◆ **Extract**
----

Metadata-Version: 2.4
Name: turboloader
Version: 2.3.10
Summary: Production-ready ML data loading library with distributed training support, SIMD-accelerated transforms, pipe operator composition, HDF5/TFRecord/Zarr support, and GPU transforms. Built with C++17 for maximum performance.
Author: TurboLoader Contributors
Author-email: Arnav Jain <arnav@example.com>
Maintainer-email: Arnav Jain <arnav@example.com>
License: MIT
Project-URL: Homepage, https://github.com/ALJainProjects/TurboLoader
Project-URL: Documentation, https://github.com/ALJainProjects/TurboLoader/blob/main/README.md
Project-URL: Repository, https://github.com/ALJainProjects/TurboLoader
Project-URL: Bug Tracker, https://github.com/ALJainProjects/TurboLoader/issues
Project-URL: Changelog, https://github.com/ALJainProjects/TurboLoader/blob/main/CHANGELOG.md
Project-URL: Discussions, https://github.com/ALJainProjects/TurboLoader/discussions
Keywords: machine-learning,deep-learning,data-loading,pytorch,performance,simd,imagenet,computer-vision
Classifier: Development Status :: 5 - Production/Stable
Classifier: Intended Audience :: Developers
Classifier: Intended Audience :: Science/Research
Classifier: Operating System :: POSIX :: Linux
Classifier: Operating System :: MacOS :: MacOS X
Classifier: Programming Language :: C++
Classifier: Programming Language :: Python :: 3
Classifier: Programming Language :: Python :: 3.8
Classifier: Programming Language :: Python :: 3.9
Classifier: Programming Language :: Python :: 3.10
Classifier: Programming Language :: Python :: 3.11
Classifier: Programming Language :: Python :: 3.12
Classifier: Topic :: Scientific/Engineering :: Artificial Intelligence
Classifier: Topic :: Software Development :: Libraries :: Python Modules
Requires-Python: >=3.8
Description-Content-Type: text/markdown
License-File: LICENSE
License-File: AUTHORS.md
Requires-Dist: numpy>=1.19.0
Requires-Dist: torch>=1.8.0
Provides-Extra: dev
Requires-Dist: pytest>=6.0; extra == "dev"
Requires-Dist: black>=21.0; extra == "dev"
Requires-Dist: flake8>=3.9; extra == "dev"
Requires-Dist: mypy>=0.900; extra == "dev"
Requires-Dist: build>=0.7.0; extra == "dev"
Requires-Dist: twine>=3.4.0; extra == "dev"
Provides-Extra: benchmarks
Requires-Dist: Pillow>=8.0.0; extra == "benchmarks"
Requires-Dist: tqdm>=4.60.0; extra == "benchmarks"
Requires-Dist: matplotlib>=3.3.0; extra == "benchmarks"
Requires-Dist: psutil>=5.8.0; extra == "benchmarks"
Provides-Extra: all
Requires-Dist: turboloader[benchmarks,dev]; extra == "all"

----

Records of where elements appear
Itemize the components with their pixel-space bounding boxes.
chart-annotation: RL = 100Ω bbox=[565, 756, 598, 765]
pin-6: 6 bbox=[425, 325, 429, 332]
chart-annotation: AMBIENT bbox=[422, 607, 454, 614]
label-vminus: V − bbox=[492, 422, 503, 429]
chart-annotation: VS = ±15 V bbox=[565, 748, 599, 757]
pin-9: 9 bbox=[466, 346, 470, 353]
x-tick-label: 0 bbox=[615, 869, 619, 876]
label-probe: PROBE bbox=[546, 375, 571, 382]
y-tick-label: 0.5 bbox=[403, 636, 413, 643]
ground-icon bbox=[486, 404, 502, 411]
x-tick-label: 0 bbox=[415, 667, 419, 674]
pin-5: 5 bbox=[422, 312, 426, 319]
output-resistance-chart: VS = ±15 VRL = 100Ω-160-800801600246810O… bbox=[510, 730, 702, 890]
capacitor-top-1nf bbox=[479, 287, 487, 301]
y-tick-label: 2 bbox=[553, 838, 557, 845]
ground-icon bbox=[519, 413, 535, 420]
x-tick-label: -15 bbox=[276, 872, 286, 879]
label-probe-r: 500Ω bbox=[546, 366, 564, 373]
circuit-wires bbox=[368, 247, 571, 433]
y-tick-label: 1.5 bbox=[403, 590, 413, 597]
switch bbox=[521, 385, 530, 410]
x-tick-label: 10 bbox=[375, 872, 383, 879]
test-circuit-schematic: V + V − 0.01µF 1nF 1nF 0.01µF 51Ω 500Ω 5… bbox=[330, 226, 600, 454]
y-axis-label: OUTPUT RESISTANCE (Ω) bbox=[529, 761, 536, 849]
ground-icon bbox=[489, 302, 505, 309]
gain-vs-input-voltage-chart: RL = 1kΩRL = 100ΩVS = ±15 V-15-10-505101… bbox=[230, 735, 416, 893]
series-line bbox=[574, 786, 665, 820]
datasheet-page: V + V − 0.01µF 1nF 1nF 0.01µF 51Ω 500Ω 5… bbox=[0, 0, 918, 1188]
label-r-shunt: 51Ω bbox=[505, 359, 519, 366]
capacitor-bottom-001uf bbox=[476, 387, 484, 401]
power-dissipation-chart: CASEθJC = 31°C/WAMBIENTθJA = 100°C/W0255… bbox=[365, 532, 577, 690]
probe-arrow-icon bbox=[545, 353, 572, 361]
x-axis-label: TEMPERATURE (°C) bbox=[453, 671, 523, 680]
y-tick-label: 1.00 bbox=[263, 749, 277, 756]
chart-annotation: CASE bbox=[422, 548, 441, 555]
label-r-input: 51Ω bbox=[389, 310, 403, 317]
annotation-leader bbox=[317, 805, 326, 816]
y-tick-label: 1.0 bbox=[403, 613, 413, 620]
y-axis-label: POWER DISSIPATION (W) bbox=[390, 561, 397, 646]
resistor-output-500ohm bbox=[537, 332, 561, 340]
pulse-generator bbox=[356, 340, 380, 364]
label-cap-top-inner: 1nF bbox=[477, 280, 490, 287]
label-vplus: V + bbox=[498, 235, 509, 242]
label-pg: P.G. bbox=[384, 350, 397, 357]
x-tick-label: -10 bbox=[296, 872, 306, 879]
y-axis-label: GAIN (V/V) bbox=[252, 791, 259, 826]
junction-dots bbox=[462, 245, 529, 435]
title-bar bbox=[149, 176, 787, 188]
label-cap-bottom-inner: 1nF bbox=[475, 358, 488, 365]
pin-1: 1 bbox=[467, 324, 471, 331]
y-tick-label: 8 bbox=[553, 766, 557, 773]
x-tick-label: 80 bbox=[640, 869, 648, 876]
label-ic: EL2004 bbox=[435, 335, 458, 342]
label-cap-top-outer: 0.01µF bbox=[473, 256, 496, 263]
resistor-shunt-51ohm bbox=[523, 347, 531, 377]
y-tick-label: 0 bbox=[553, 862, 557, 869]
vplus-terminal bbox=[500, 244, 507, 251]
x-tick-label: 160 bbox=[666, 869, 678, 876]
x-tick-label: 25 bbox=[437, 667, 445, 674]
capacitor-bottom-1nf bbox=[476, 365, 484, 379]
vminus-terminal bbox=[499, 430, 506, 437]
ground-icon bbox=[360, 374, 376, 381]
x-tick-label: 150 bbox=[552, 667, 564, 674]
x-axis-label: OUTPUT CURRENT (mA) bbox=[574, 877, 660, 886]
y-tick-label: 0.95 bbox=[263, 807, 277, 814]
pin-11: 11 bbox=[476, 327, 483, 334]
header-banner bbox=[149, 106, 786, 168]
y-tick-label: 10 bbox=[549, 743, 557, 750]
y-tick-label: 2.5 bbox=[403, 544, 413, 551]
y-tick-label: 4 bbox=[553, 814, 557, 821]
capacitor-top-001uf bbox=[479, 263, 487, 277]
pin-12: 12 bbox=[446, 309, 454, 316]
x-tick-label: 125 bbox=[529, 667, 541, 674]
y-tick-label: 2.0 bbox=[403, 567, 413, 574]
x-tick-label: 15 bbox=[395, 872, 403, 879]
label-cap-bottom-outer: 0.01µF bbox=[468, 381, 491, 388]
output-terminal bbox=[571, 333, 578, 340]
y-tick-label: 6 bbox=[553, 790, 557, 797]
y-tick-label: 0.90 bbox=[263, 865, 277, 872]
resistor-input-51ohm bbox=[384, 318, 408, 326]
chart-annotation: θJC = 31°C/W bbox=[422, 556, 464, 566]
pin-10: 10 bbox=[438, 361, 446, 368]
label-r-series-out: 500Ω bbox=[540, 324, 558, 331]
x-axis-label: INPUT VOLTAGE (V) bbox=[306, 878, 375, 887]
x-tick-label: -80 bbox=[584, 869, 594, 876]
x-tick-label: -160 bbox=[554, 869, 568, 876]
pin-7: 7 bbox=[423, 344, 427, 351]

----

◆ **Given problem A**
Answer these questions from the turboloader metadata:
(i) Under which license is the package released?
(ii) What is the minimum Python version it requires?
(iii) What is the minimum version of numpy it requires?
◆ **Given problem B**
Return the span of the turboloader metadata between "Metadata-Version: 2.4" and "for maximum performance.", inclusive.
◆ **Given problem C**
List every package that the turboloader metadata requires for the "benchmarks" extra.
Rely only on the turboloader metadata.

◆ **Exercise response A**
(i) MIT
(ii) 3.8
(iii) 1.19.0

◆ **Exercise response B**
Metadata-Version: 2.4
Name: turboloader
Version: 2.3.10
Summary: Production-ready ML data loading library with distributed training support, SIMD-accelerated transforms, pipe operator composition, HDF5/TFRecord/Zarr support, and GPU transforms. Built with C++17 for maximum performance.

◆ **Exercise response C**
Pillow, tqdm, matplotlib, psutil